| Exercise directions |
Extract every line where the string "grid" appears.
## BEGIN
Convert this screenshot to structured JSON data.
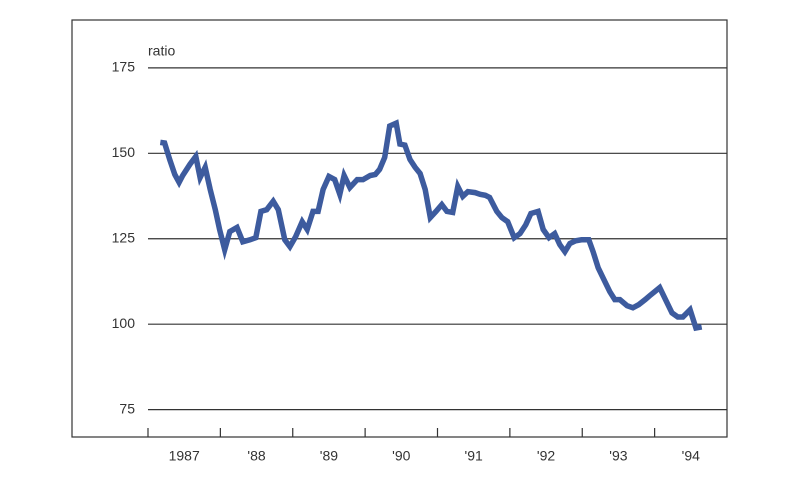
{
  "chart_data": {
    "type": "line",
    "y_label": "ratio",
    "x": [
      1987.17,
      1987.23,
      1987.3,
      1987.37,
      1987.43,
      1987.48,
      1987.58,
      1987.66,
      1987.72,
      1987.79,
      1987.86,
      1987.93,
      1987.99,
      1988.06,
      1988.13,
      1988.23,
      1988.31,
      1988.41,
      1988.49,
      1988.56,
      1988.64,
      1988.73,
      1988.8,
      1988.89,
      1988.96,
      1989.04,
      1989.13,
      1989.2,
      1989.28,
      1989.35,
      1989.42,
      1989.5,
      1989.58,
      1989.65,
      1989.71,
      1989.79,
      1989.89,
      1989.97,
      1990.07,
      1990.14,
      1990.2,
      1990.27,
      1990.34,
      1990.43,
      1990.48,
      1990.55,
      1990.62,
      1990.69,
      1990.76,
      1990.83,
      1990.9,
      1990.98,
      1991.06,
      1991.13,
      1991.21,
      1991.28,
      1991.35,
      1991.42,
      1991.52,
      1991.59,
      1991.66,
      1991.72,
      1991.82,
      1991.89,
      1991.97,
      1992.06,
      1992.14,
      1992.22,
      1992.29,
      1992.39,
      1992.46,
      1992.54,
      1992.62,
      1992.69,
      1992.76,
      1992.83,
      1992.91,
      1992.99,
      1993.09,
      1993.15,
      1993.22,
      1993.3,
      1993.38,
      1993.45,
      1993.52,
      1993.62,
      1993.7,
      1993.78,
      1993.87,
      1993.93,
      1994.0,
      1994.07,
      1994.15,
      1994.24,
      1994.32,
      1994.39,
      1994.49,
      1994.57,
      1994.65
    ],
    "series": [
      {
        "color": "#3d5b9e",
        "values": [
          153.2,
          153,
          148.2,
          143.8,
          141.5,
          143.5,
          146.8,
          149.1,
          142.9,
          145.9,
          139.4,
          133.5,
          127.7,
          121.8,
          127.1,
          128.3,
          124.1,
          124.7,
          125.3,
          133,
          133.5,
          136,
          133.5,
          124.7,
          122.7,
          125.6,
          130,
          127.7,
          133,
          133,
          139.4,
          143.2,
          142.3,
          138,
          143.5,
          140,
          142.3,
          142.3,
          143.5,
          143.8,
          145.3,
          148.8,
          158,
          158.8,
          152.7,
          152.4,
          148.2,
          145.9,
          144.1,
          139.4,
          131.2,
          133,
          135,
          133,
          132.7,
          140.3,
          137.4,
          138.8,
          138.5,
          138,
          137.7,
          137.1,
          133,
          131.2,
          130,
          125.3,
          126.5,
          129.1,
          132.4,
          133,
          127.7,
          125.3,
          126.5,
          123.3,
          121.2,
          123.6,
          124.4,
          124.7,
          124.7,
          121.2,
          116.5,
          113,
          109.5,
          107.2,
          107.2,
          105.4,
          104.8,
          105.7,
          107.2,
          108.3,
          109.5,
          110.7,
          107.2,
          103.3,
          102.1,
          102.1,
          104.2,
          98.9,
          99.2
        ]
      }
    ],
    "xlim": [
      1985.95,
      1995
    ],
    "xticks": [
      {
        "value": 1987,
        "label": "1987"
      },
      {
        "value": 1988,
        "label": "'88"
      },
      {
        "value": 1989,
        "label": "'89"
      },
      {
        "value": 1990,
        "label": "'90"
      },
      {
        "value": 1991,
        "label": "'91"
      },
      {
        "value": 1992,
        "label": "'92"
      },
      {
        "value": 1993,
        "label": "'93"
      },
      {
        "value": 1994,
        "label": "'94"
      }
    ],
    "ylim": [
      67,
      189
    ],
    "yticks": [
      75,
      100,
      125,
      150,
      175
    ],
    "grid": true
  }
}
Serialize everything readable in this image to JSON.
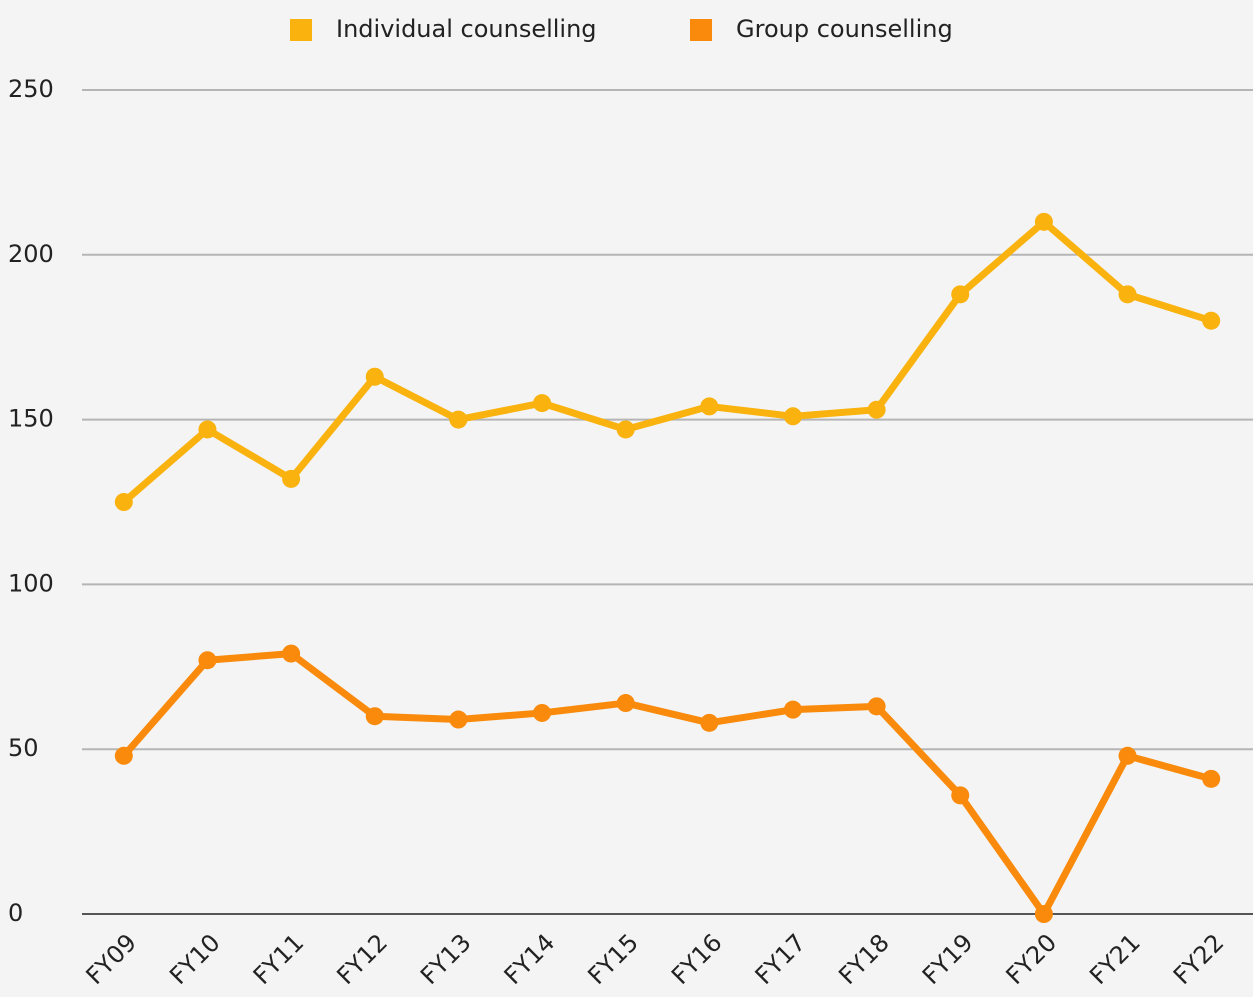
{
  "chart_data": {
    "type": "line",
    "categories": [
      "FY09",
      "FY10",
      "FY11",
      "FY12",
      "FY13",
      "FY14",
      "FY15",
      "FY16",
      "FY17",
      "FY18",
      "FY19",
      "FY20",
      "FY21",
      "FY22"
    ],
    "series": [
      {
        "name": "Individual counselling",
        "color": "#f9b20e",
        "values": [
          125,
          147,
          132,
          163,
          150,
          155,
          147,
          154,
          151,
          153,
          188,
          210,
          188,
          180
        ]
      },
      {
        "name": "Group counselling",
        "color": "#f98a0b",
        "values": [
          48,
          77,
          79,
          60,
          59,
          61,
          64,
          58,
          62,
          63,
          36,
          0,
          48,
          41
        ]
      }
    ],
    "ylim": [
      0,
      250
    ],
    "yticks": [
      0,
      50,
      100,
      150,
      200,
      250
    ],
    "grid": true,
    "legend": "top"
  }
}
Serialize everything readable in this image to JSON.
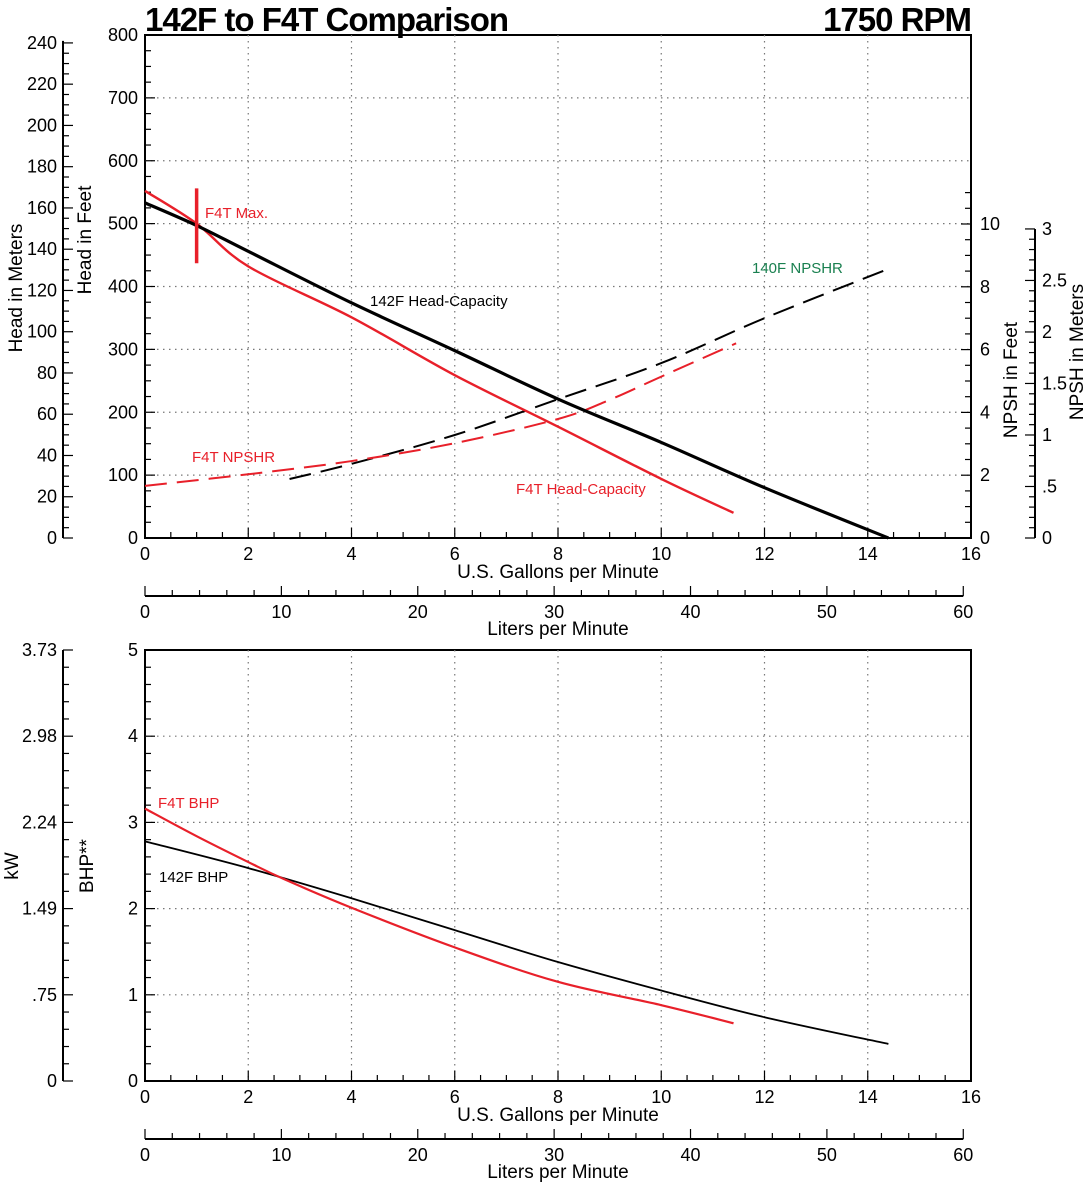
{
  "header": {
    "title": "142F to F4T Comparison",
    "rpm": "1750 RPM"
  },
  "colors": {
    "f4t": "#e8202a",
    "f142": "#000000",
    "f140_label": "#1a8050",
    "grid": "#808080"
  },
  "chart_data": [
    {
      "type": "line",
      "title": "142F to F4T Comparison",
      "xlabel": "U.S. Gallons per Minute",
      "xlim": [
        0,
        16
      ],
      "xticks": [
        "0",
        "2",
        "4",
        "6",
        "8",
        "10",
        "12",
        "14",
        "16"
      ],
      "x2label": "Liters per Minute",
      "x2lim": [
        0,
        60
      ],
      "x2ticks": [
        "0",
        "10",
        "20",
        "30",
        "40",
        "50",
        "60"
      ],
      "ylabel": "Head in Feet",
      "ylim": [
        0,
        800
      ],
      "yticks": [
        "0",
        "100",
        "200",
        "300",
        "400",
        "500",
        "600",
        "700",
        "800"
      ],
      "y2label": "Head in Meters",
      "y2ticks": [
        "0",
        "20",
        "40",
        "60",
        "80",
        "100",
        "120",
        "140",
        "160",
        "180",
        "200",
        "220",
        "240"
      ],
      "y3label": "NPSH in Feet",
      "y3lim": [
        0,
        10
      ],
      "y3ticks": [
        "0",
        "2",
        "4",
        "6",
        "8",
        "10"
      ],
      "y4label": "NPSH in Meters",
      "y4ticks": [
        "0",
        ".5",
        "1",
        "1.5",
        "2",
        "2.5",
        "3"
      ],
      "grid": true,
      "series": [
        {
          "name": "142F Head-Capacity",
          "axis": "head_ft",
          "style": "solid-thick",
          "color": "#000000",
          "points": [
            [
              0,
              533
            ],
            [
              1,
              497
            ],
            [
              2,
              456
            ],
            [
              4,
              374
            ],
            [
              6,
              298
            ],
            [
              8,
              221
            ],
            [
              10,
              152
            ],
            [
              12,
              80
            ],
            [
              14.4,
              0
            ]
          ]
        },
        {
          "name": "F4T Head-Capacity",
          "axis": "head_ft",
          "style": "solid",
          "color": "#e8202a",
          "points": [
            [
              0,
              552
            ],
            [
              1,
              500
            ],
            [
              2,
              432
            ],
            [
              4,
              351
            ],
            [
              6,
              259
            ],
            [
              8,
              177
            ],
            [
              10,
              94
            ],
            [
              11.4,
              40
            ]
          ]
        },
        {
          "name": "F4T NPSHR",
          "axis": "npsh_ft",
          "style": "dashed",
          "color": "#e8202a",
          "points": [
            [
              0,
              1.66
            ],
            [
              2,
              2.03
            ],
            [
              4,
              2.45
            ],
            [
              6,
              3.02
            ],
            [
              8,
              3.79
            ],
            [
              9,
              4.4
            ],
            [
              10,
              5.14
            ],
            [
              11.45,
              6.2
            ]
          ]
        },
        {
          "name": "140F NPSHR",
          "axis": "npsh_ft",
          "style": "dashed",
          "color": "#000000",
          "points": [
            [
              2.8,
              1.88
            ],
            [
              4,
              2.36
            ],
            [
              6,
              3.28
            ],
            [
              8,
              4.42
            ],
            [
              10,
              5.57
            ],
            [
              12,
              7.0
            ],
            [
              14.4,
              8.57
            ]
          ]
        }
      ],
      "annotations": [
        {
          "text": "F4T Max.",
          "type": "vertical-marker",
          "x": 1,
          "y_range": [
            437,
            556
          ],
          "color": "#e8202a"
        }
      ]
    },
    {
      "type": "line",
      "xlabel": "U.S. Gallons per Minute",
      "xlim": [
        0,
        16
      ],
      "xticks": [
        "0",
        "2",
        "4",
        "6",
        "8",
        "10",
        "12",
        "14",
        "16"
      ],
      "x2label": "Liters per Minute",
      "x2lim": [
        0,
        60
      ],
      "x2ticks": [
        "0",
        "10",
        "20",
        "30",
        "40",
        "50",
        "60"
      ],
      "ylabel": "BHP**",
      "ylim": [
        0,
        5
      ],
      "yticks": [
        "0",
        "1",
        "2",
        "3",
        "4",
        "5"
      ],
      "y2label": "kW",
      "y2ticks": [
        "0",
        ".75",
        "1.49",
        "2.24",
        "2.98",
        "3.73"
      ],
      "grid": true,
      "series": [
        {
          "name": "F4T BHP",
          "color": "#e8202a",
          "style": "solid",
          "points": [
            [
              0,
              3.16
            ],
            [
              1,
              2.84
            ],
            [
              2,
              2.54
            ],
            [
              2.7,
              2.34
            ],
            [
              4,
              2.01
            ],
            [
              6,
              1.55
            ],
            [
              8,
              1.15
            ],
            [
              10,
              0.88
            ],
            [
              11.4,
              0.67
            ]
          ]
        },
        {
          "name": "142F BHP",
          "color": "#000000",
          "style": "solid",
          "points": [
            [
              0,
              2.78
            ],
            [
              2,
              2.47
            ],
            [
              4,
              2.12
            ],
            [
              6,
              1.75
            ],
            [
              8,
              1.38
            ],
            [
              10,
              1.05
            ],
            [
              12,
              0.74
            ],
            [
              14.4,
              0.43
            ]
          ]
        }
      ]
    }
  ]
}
## END
| Exercise answer |
    "grid": true
    "grid": true,
    "grid": "#808080"
      "grid": true,
      "grid": true,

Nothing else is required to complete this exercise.